● Exercise aim: Identify each line below that contains the word "notes", and copy it out.

● Data section:
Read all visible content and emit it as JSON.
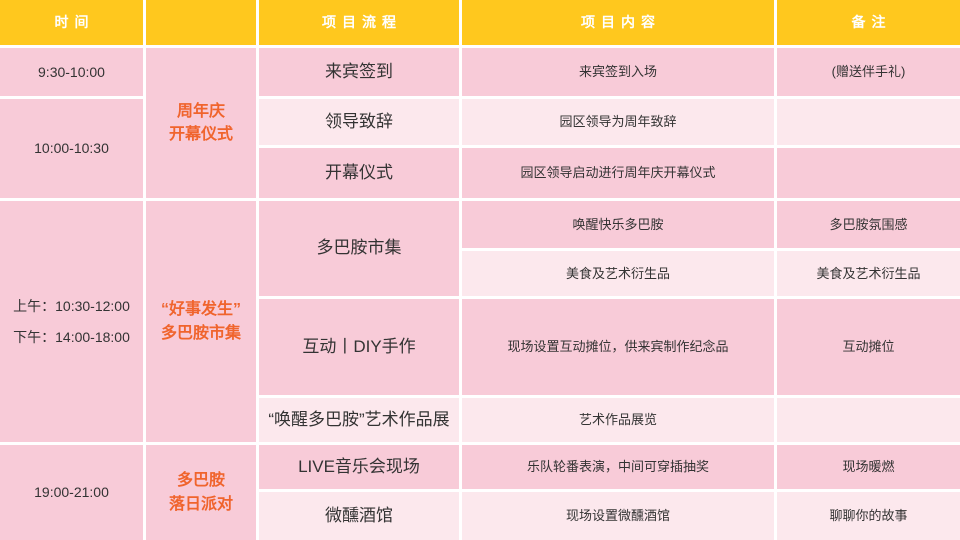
{
  "palette": {
    "header_bg": "#FFC81E",
    "header_text": "#FFFFFF",
    "row_dark": "#F8CBD8",
    "row_light": "#FCE8ED",
    "accent_text": "#F0642D",
    "body_text": "#333333"
  },
  "table": {
    "headers": {
      "time": "时间",
      "category": "",
      "flow": "项目流程",
      "content": "项目内容",
      "notes": "备注"
    },
    "times": [
      {
        "label": "9:30-10:00"
      },
      {
        "label": "10:00-10:30"
      },
      {
        "line1": "上午：10:30-12:00",
        "line2": "下午：14:00-18:00"
      },
      {
        "label": "19:00-21:00"
      }
    ],
    "categories": [
      {
        "line1": "周年庆",
        "line2": "开幕仪式"
      },
      {
        "line1": "“好事发生”",
        "line2": "多巴胺市集"
      },
      {
        "line1": "多巴胺",
        "line2": "落日派对"
      }
    ],
    "rows": [
      {
        "flow": "来宾签到",
        "content": "来宾签到入场",
        "notes": "(赠送伴手礼)"
      },
      {
        "flow": "领导致辞",
        "content": "园区领导为周年致辞",
        "notes": ""
      },
      {
        "flow": "开幕仪式",
        "content": "园区领导启动进行周年庆开幕仪式",
        "notes": ""
      },
      {
        "flow": "多巴胺市集",
        "content": "唤醒快乐多巴胺",
        "notes": "多巴胺氛围感"
      },
      {
        "flow": "",
        "content": "美食及艺术衍生品",
        "notes": "美食及艺术衍生品"
      },
      {
        "flow": "互动丨DIY手作",
        "content": "现场设置互动摊位，供来宾制作纪念品",
        "notes": "互动摊位"
      },
      {
        "flow": "“唤醒多巴胺”艺术作品展",
        "content": "艺术作品展览",
        "notes": ""
      },
      {
        "flow": "LIVE音乐会现场",
        "content": "乐队轮番表演，中间可穿插抽奖",
        "notes": "现场暖燃"
      },
      {
        "flow": "微醺酒馆",
        "content": "现场设置微醺酒馆",
        "notes": "聊聊你的故事"
      }
    ]
  }
}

● The output:
      "notes": "备注"
        "notes": "(赠送伴手礼)"
        "notes": ""
        "notes": ""
        "notes": "多巴胺氛围感"
        "notes": "美食及艺术衍生品"
        "notes": "互动摊位"
        "notes": ""
        "notes": "现场暖燃"
        "notes": "聊聊你的故事"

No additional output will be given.